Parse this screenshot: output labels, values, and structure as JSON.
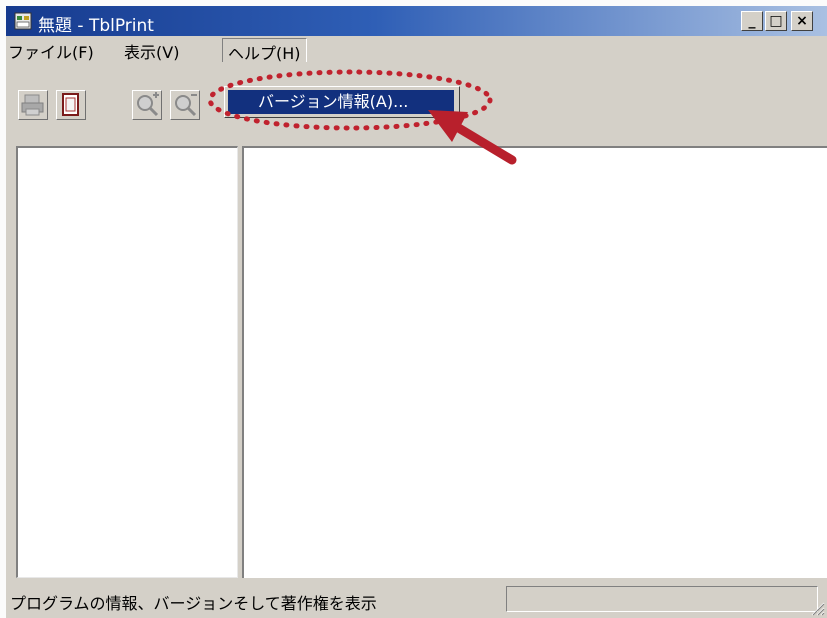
{
  "window": {
    "title": "無題 - TblPrint",
    "controls": {
      "minimize": "_",
      "maximize": "□",
      "close": "×"
    }
  },
  "menu": {
    "file": "ファイル(F)",
    "view": "表示(V)",
    "help": "ヘルプ(H)"
  },
  "help_menu": {
    "items": [
      "バージョン情報(A)..."
    ]
  },
  "toolbar": {
    "buttons": [
      "print-icon",
      "page-icon",
      "zoom-in-icon",
      "zoom-out-icon"
    ]
  },
  "statusbar": {
    "text": "プログラムの情報、バージョンそして著作権を表示",
    "panel": ""
  },
  "annotation": {
    "color": "#c0222e"
  }
}
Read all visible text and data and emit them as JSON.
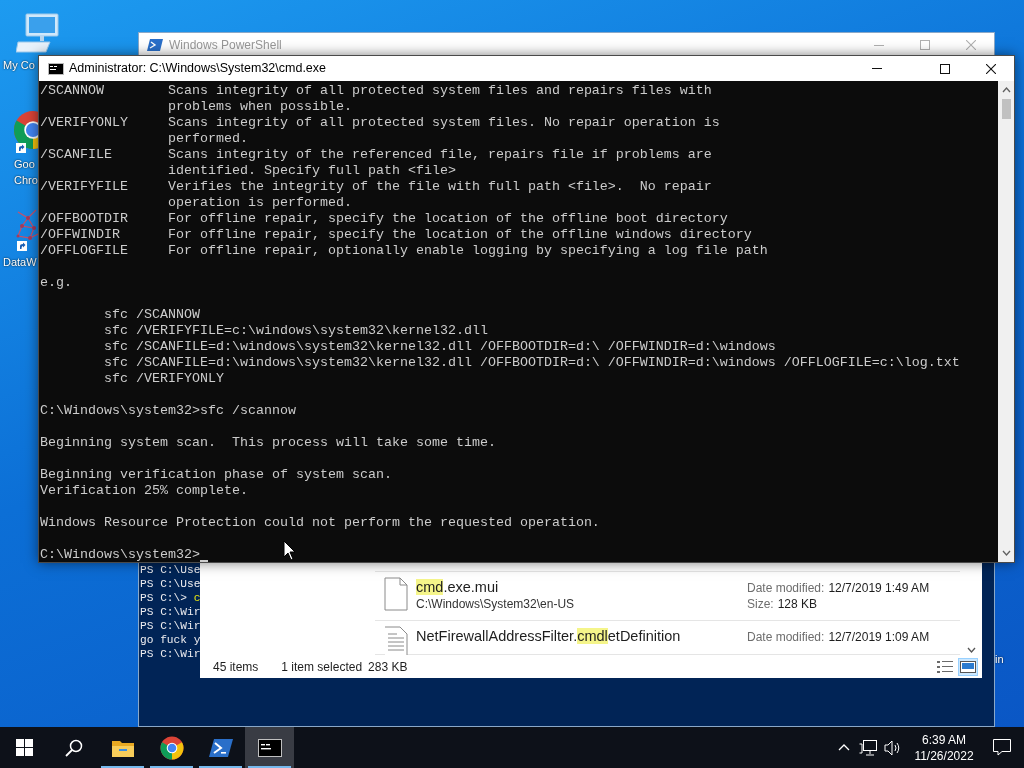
{
  "desktop_icons": [
    {
      "kind": "computer",
      "label_lines": [
        "My Co"
      ]
    },
    {
      "kind": "chrome",
      "label_lines": [
        "Goo",
        "Chro"
      ]
    },
    {
      "kind": "network",
      "label_lines": [
        "DataW"
      ]
    },
    {
      "kind": "hidden",
      "label_lines": [
        "in"
      ]
    }
  ],
  "powershell_window": {
    "title": "Windows PowerShell",
    "active": false,
    "lines": [
      {
        "text": "PS C:\\Use"
      },
      {
        "text": "PS C:\\Use"
      },
      {
        "text": "PS C:\\> ",
        "command": "c"
      },
      {
        "text": "PS C:\\Wir"
      },
      {
        "text": "PS C:\\Wir"
      },
      {
        "text": "go fuck y"
      },
      {
        "text": "PS C:\\Wir"
      }
    ]
  },
  "explorer_window": {
    "results": [
      {
        "kind": "blank",
        "name_parts": [
          {
            "text": "cmd",
            "highlighted": true
          },
          {
            "text": ".exe.mui",
            "highlighted": false
          }
        ],
        "path": "C:\\Windows\\System32\\en-US",
        "date_label": "Date modified:",
        "date": "12/7/2019 1:49 AM",
        "size_label": "Size:",
        "size": "128 KB"
      },
      {
        "kind": "text",
        "name_parts": [
          {
            "text": "NetFirewallAddressFilter.",
            "highlighted": false
          },
          {
            "text": "cmdl",
            "highlighted": true
          },
          {
            "text": "etDefinition",
            "highlighted": false
          }
        ],
        "date_label": "Date modified:",
        "date": "12/7/2019 1:09 AM"
      }
    ],
    "status": {
      "item_count": "45 items",
      "selection": "1 item selected",
      "selection_size": "283 KB"
    },
    "views": [
      {
        "kind": "details",
        "selected": false
      },
      {
        "kind": "large_icons",
        "selected": true
      }
    ]
  },
  "cmd_window": {
    "title": "Administrator: C:\\Windows\\System32\\cmd.exe",
    "active": true,
    "cursor_visible": true,
    "blocks": [
      [
        "/SCANNOW        Scans integrity of all protected system files and repairs files with",
        "                problems when possible.",
        "/VERIFYONLY     Scans integrity of all protected system files. No repair operation is",
        "                performed.",
        "/SCANFILE       Scans integrity of the referenced file, repairs file if problems are",
        "                identified. Specify full path <file>",
        "/VERIFYFILE     Verifies the integrity of the file with full path <file>.  No repair",
        "                operation is performed.",
        "/OFFBOOTDIR     For offline repair, specify the location of the offline boot directory",
        "/OFFWINDIR      For offline repair, specify the location of the offline windows directory",
        "/OFFLOGFILE     For offline repair, optionally enable logging by specifying a log file path"
      ],
      [
        "e.g."
      ],
      [
        "        sfc /SCANNOW",
        "        sfc /VERIFYFILE=c:\\windows\\system32\\kernel32.dll",
        "        sfc /SCANFILE=d:\\windows\\system32\\kernel32.dll /OFFBOOTDIR=d:\\ /OFFWINDIR=d:\\windows",
        "        sfc /SCANFILE=d:\\windows\\system32\\kernel32.dll /OFFBOOTDIR=d:\\ /OFFWINDIR=d:\\windows /OFFLOGFILE=c:\\log.txt",
        "        sfc /VERIFYONLY"
      ],
      [
        "C:\\Windows\\system32>sfc /scannow"
      ],
      [
        "Beginning system scan.  This process will take some time."
      ],
      [
        "Beginning verification phase of system scan.",
        "Verification 25% complete."
      ],
      [
        "Windows Resource Protection could not perform the requested operation."
      ],
      [
        "C:\\Windows\\system32>"
      ]
    ]
  },
  "taskbar": {
    "apps": [
      {
        "kind": "start",
        "open": false,
        "selected": false
      },
      {
        "kind": "search",
        "open": false,
        "selected": false
      },
      {
        "kind": "explorer",
        "open": true,
        "selected": false
      },
      {
        "kind": "chrome",
        "open": true,
        "selected": false
      },
      {
        "kind": "powershell",
        "open": true,
        "selected": false
      },
      {
        "kind": "cmd",
        "open": true,
        "selected": true
      }
    ],
    "clock": {
      "time": "6:39 AM",
      "date": "11/26/2022"
    }
  }
}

__________________________________________________

-- What is required --
Copy out every line of the data that includes the word "location".

-- Task response --
        "/OFFBOOTDIR     For offline repair, specify the location of the offline boot directory",
        "/OFFWINDIR      For offline repair, specify the location of the offline windows directory",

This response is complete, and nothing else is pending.